- Type: Howitzer
- Place of origin: Sweden

Service history
- Used by: Netherlands; Norway; Nazi Germany;
- Wars: World War II

Production history
- Designer: Bofors
- Designed: 1914
- Manufacturer: Bofors
- Produced: 1914–1917
- No. built: Netherlands: 48; Norway: 4;

Specifications
- Mass: In traction: 2,025 kg (4,464 lb); Action: 1,370 kg (3,020 lb);
- Barrel length: Netherlands: 1.44 m (4.7 ft) L/12; Norway: 1.725 m (5.66 ft) L/14;
- Crew: 7
- Shell: 120×141mmR
- Shell weight: 20.4 kg (45 lb)
- Caliber: 120 mm (4.72 in)
- Breech: Horizontal Sliding Wedge
- Recoil: Hydropneumatic
- Carriage: Box trail
- Elevation: Netherlands: -0° / +45°; Norway: -5° / +45°;
- Traverse: Netherlands: 0°; Norway: 4°;
- Rate of fire: Netherlands: 3 rounds/min; Norway: 4 rounds/min;
- Muzzle velocity: 317 m/s (1,040 ft/s)
- Maximum firing range: 6,050 m (6,620 yd)
- Feed system: Single-shot
- Filling: HE
- Filling weight: 16.5 kg (36 lb)

= Bofors 12 cm M. 14 =

The Bofors 12 cm M. 14 was a howitzer made for export, created in Sweden.

Explore the material:
- A) What crew size does the Bofors 12 cm M. 14 entry give?
- B) Quote the Bofors 12 cm M. 14 entry from "- Caliber: 120" up to and including "m/s (1,040 ft/s)".
- C) Write what comes next in the Bofors 12 cm M. 14 entry, picking up after its final sentence.
The listing that follows was taken from a separate source.

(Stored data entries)
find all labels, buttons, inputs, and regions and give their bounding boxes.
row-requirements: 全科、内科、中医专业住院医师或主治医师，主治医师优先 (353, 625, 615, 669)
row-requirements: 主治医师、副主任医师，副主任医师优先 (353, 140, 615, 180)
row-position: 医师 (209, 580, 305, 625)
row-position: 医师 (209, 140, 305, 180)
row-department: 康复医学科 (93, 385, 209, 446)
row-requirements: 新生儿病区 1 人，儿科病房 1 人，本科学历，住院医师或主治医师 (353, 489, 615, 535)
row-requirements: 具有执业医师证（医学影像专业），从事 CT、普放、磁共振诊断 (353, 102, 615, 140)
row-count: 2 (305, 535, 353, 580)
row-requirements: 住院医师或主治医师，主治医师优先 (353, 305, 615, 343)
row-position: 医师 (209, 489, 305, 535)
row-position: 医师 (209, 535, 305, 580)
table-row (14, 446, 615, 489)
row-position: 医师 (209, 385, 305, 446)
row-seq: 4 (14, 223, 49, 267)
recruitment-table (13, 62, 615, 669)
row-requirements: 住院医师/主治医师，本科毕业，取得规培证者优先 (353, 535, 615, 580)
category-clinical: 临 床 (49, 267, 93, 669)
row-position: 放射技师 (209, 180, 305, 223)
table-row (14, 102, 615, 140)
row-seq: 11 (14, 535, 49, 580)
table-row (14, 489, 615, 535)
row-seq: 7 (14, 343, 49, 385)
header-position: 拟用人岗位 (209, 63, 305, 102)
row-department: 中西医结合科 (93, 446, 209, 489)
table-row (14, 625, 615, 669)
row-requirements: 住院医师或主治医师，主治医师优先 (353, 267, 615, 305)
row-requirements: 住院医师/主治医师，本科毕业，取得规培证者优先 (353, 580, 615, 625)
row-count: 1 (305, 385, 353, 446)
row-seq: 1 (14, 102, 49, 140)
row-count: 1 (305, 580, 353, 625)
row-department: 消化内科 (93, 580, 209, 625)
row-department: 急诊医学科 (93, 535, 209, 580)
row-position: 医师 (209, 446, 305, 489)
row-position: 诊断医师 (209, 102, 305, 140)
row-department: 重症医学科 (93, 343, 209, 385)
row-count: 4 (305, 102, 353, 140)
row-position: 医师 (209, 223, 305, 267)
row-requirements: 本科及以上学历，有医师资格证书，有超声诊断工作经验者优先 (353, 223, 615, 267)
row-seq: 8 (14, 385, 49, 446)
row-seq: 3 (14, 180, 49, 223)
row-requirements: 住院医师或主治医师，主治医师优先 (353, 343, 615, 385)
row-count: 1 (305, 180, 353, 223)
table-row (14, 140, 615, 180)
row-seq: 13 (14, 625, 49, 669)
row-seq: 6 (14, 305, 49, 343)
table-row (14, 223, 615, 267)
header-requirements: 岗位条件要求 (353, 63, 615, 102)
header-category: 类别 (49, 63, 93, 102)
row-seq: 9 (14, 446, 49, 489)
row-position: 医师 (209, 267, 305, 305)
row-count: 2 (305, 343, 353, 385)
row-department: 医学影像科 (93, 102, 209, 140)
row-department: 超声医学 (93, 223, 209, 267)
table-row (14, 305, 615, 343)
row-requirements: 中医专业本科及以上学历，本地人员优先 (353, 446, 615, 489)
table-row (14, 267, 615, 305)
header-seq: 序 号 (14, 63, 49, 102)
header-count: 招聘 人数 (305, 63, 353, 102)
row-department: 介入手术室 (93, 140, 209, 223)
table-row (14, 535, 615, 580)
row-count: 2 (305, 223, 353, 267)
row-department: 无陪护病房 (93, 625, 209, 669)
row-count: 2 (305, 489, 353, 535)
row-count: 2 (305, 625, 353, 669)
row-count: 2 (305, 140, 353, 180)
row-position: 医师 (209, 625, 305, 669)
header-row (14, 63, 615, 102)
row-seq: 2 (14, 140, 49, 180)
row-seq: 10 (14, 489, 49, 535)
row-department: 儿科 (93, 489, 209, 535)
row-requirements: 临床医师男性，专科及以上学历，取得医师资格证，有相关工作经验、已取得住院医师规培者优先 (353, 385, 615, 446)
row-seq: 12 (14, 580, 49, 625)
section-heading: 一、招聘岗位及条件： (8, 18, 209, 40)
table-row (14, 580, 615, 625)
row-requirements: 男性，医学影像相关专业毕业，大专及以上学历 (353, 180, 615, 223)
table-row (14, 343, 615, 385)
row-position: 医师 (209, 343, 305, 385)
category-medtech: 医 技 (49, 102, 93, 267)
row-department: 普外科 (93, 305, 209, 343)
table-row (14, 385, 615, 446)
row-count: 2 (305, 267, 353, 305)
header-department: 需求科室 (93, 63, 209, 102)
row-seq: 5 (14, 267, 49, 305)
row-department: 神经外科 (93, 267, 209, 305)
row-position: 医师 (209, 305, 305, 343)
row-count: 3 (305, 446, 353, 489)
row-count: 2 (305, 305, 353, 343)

Task-by-task answers:
- A) 7

- B)
- Caliber: 120 mm (4.72 in)
- Breech: Horizontal Sliding Wedge
- Recoil: Hydropneumatic
- Carriage: Box trail
- Elevation: Netherlands: -0° / +45°; Norway: -5° / +45°;
- Traverse: Netherlands: 0°; Norway: 4°;
- Rate of fire: Netherlands: 3 rounds/min; Norway: 4 rounds/min;
- Muzzle velocity: 317 m/s (1,040 ft/s)

- C)
==Service==
===Netherlands===
The howitzer was used by the Netherlands as the Houwitzer Van 12 Lang 14. To supplement their existing 12 cm L/12 Krupp howitzers during WW1 the Netherlands ordered a total of 24 12 cm L/14 howitzers from Bofors in Sweden, the order consisted of 8 complete guns and part kits for another 16 guns to be constructed in the Netherlands. The contract was made in 1915 and the order was delivered in 1917. After the war more pieces of the type were built in the Netherlands at the arsenal in Hembrug. They were still in service in 1940 and saw action during the defense of the Netherlands.

===Norway===
Norway ordered 4 pieces, entering service in 1915 as the 12 cm felthaubits m/15.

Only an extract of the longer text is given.